#### Task instructions
Reproduce every entry that follows word for word, but omit the images.

Saved data entries
- Opening Delimiter -

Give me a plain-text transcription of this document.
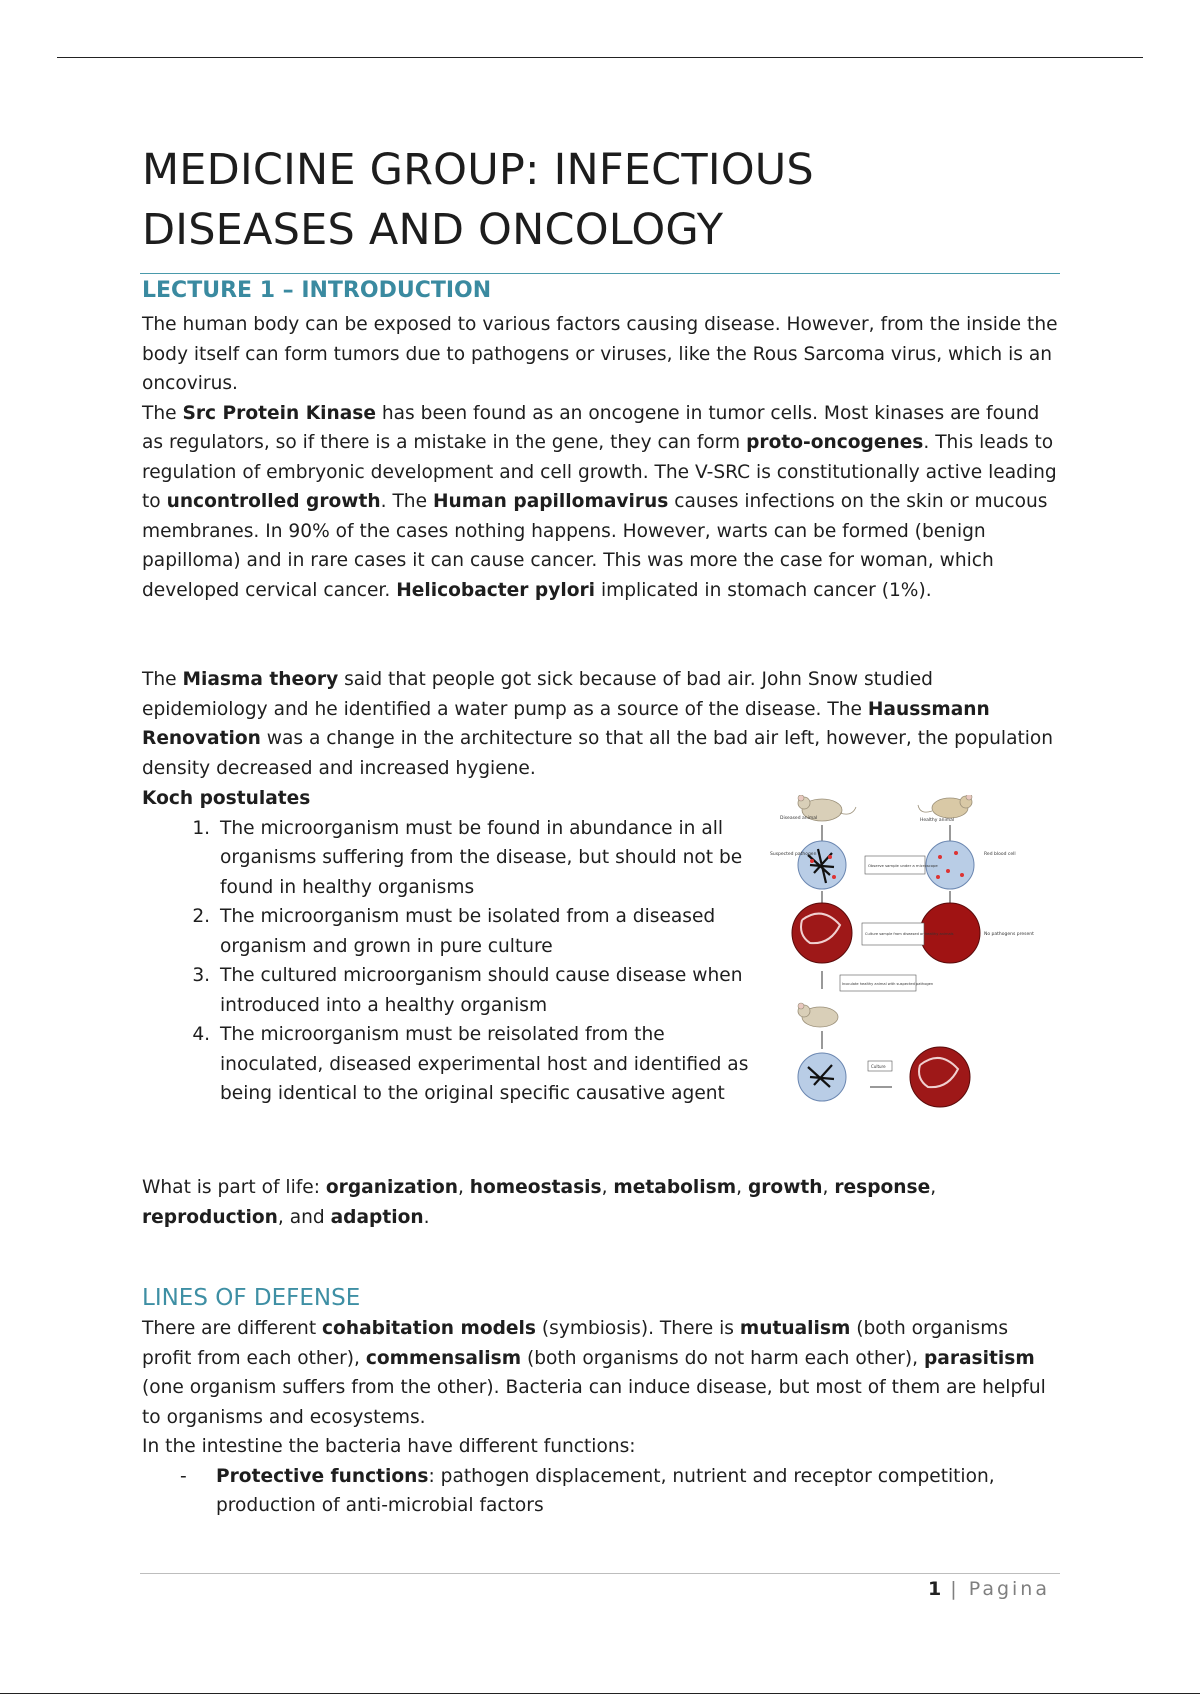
MEDICINE GROUP: INFECTIOUS
DISEASES AND ONCOLOGY
LECTURE 1 – INTRODUCTION

The human body can be exposed to various factors causing disease. However, from the inside the body itself can form tumors due to pathogens or viruses, like the Rous Sarcoma virus, which is an oncovirus.

The Src Protein Kinase has been found as an oncogene in tumor cells. Most kinases are found as regulators, so if there is a mistake in the gene, they can form proto-oncogenes. This leads to regulation of embryonic development and cell growth. The V-SRC is constitutionally active leading to uncontrolled growth. The Human papillomavirus causes infections on the skin or mucous membranes. In 90% of the cases nothing happens. However, warts can be formed (benign papilloma) and in rare cases it can cause cancer. This was more the case for woman, which developed cervical cancer. Helicobacter pylori implicated in stomach cancer (1%).

The Miasma theory said that people got sick because of bad air. John Snow studied epidemiology and he identified a water pump as a source of the disease. The Haussmann Renovation was a change in the architecture so that all the bad air left, however, the population density decreased and increased hygiene.

Koch postulates

1. The microorganism must be found in abundance in all organisms suffering from the disease, but should not be found in healthy organisms
2. The microorganism must be isolated from a diseased organism and grown in pure culture
3. The cultured microorganism should cause disease when introduced into a healthy organism
4. The microorganism must be reisolated from the inoculated, diseased experimental host and identified as being identical to the original specific causative agent
Diseased animal	Healthy animal
Suspected pathogen	Red blood cell
Observe sample under a microscope
Culture sample from diseased or healthy animals	No pathogens present
Inoculate healthy animal with suspected pathogen
Culture

What is part of life: organization, homeostasis, metabolism, growth, response, reproduction, and adaption.

LINES OF DEFENSE

There are different cohabitation models (symbiosis). There is mutualism (both organisms profit from each other), commensalism (both organisms do not harm each other), parasitism (one organism suffers from the other). Bacteria can induce disease, but most of them are helpful to organisms and ecosystems.

In the intestine the bacteria have different functions:

- Protective functions: pathogen displacement, nutrient and receptor competition, production of anti-microbial factors
1 | Pagina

- Closing Delimiter -

#### Problem solution
Give me a plain-text transcription of this document.
MEDICINE GROUP: INFECTIOUS
DISEASES AND ONCOLOGY
LECTURE 1 – INTRODUCTION

The human body can be exposed to various factors causing disease. However, from the inside the body itself can form tumors due to pathogens or viruses, like the Rous Sarcoma virus, which is an oncovirus.

The Src Protein Kinase has been found as an oncogene in tumor cells. Most kinases are found as regulators, so if there is a mistake in the gene, they can form proto-oncogenes. This leads to regulation of embryonic development and cell growth. The V-SRC is constitutionally active leading to uncontrolled growth. The Human papillomavirus causes infections on the skin or mucous membranes. In 90% of the cases nothing happens. However, warts can be formed (benign papilloma) and in rare cases it can cause cancer. This was more the case for woman, which developed cervical cancer. Helicobacter pylori implicated in stomach cancer (1%).

The Miasma theory said that people got sick because of bad air. John Snow studied epidemiology and he identified a water pump as a source of the disease. The Haussmann Renovation was a change in the architecture so that all the bad air left, however, the population density decreased and increased hygiene.

Koch postulates

1. The microorganism must be found in abundance in all organisms suffering from the disease, but should not be found in healthy organisms
2. The microorganism must be isolated from a diseased organism and grown in pure culture
3. The cultured microorganism should cause disease when introduced into a healthy organism
4. The microorganism must be reisolated from the inoculated, diseased experimental host and identified as being identical to the original specific causative agent
Diseased animal	Healthy animal
Suspected pathogen	Red blood cell
Observe sample under a microscope
Culture sample from diseased or healthy animals	No pathogens present
Inoculate healthy animal with suspected pathogen
Culture

What is part of life: organization, homeostasis, metabolism, growth, response, reproduction, and adaption.

LINES OF DEFENSE

There are different cohabitation models (symbiosis). There is mutualism (both organisms profit from each other), commensalism (both organisms do not harm each other), parasitism (one organism suffers from the other). Bacteria can induce disease, but most of them are helpful to organisms and ecosystems.

In the intestine the bacteria have different functions:

- Protective functions: pathogen displacement, nutrient and receptor competition, production of anti-microbial factors
1 | Pagina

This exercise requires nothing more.